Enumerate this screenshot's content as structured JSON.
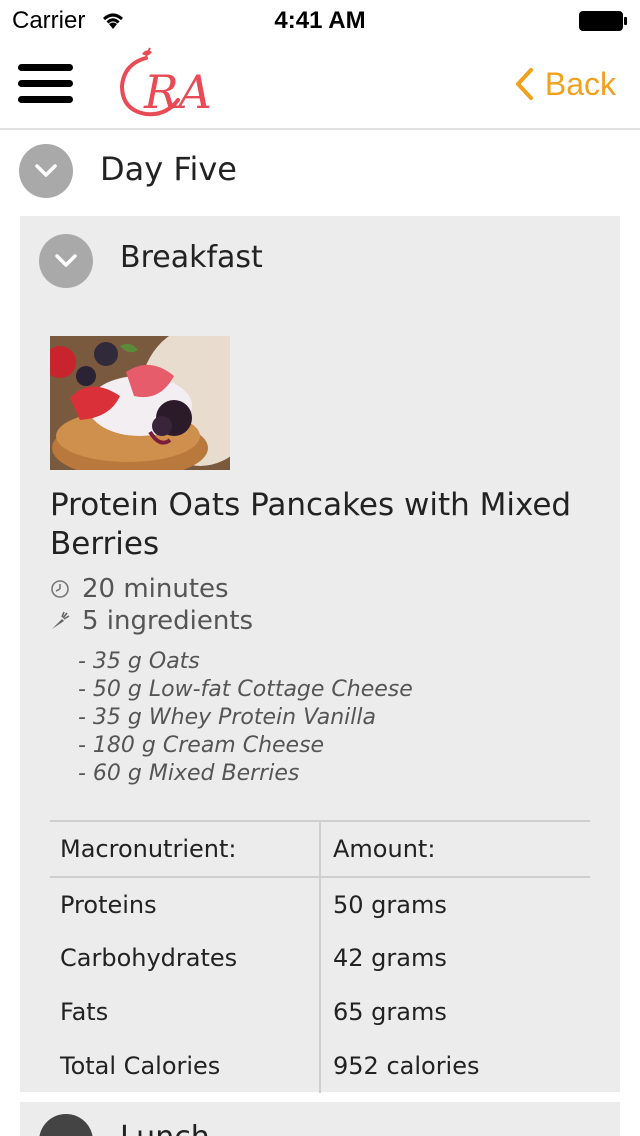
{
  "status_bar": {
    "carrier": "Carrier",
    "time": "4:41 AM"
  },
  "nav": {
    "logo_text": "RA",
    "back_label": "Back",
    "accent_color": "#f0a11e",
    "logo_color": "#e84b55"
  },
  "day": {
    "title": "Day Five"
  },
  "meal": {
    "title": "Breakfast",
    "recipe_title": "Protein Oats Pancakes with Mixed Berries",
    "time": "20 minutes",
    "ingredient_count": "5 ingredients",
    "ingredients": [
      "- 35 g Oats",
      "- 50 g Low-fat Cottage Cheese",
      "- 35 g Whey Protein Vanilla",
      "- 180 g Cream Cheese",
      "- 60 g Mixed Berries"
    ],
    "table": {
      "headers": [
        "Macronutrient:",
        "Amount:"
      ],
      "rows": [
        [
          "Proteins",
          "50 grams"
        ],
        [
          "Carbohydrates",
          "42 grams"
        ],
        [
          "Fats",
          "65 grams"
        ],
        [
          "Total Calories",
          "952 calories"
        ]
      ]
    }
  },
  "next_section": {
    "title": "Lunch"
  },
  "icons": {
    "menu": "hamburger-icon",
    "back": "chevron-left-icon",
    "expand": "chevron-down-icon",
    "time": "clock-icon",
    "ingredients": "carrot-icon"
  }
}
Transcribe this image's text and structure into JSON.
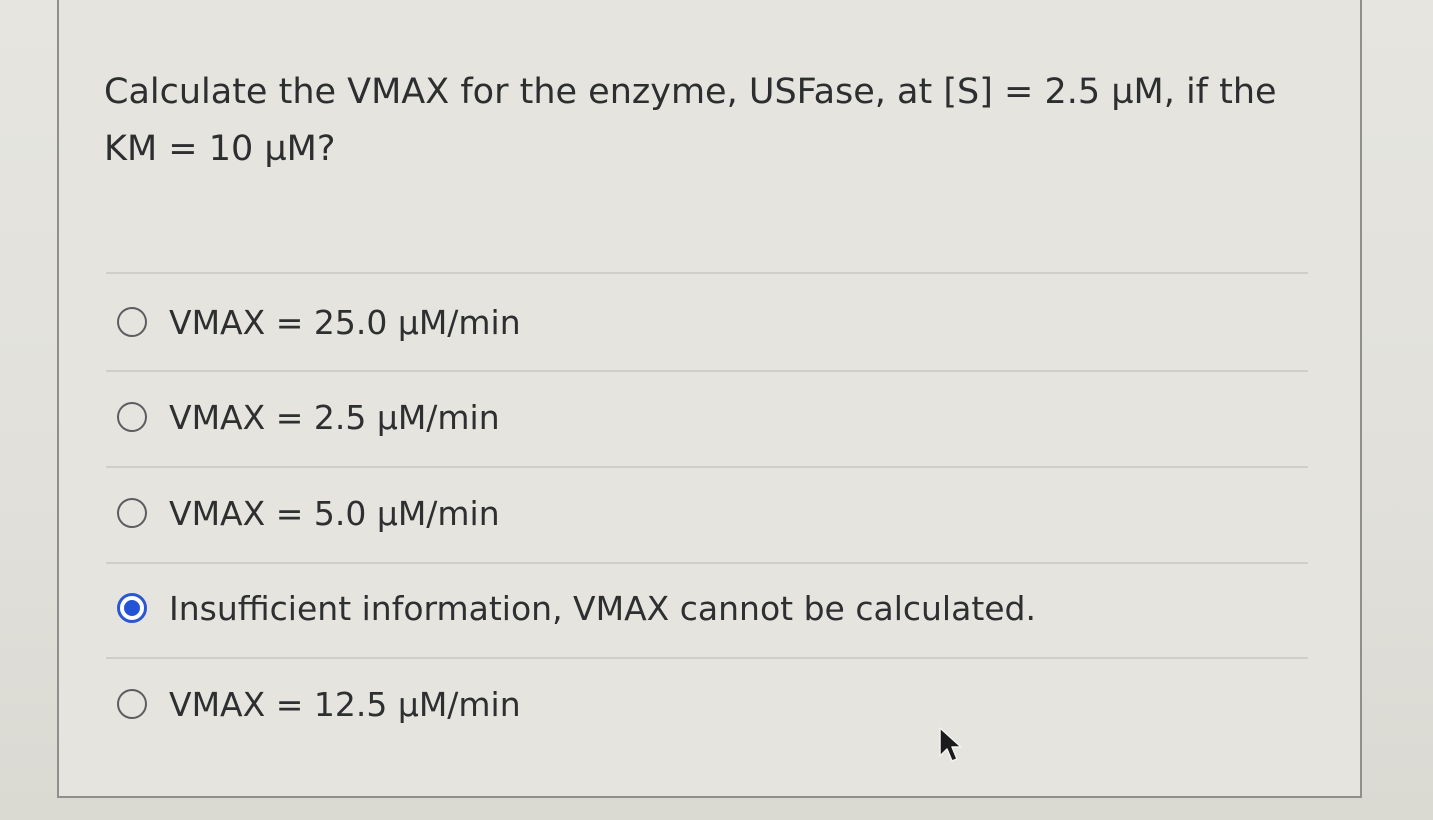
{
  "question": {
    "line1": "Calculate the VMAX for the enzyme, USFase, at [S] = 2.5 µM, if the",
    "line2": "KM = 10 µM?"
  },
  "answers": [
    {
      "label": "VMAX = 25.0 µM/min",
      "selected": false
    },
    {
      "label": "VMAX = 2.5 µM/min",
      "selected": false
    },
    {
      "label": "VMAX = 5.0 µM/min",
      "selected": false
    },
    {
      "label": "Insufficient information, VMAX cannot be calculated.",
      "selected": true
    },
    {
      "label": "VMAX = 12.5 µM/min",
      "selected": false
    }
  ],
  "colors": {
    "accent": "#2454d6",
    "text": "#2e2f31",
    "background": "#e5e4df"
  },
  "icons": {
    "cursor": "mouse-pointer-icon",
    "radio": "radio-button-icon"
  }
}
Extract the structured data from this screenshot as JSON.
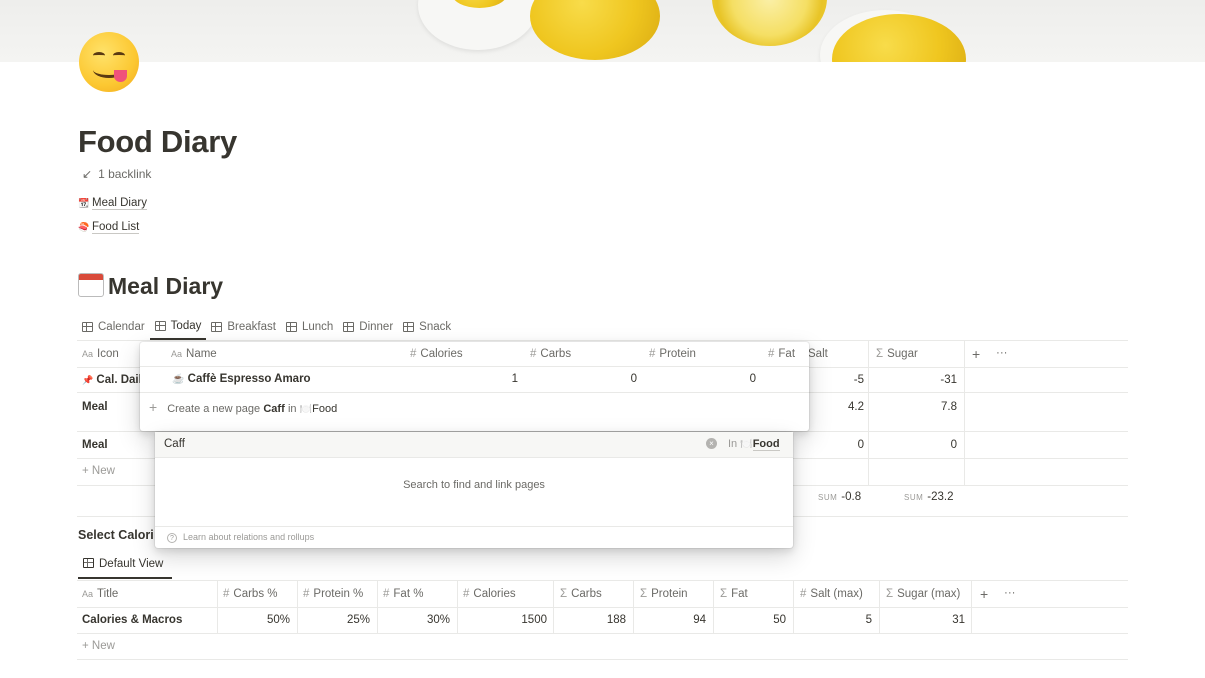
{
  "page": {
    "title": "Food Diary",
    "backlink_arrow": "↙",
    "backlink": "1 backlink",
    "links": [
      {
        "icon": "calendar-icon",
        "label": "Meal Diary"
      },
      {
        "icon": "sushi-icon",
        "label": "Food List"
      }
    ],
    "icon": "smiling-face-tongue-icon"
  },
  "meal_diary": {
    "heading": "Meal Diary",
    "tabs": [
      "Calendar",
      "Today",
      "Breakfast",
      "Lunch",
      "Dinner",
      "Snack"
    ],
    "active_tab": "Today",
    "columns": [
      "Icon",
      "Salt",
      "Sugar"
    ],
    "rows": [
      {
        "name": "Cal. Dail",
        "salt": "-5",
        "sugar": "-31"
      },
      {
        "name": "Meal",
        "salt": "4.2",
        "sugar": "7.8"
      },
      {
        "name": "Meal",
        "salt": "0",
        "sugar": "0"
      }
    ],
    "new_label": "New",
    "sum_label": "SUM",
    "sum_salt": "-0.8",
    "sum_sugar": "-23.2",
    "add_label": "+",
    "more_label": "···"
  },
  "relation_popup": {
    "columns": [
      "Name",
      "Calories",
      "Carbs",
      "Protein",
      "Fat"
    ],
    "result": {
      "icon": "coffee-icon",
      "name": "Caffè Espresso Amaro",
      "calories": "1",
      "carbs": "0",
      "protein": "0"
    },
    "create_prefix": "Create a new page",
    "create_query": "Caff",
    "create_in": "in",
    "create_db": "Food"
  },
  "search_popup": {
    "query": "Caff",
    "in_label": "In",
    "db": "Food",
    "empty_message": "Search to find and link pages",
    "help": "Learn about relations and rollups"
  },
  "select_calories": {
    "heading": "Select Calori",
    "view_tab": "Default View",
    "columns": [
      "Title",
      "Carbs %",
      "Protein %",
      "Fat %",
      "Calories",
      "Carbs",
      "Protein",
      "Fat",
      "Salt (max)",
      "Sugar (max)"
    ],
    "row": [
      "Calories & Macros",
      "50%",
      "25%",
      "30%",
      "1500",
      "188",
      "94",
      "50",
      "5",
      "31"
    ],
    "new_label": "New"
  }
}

■ Directions ■
All lines above that contain the word "JSON" are to be copied.

■ Response to this task ■
Enumerate this screenshot's content as structured JSON.
Transcribe this image's text and structure into JSON.
Extract the structured data from this screenshot as JSON.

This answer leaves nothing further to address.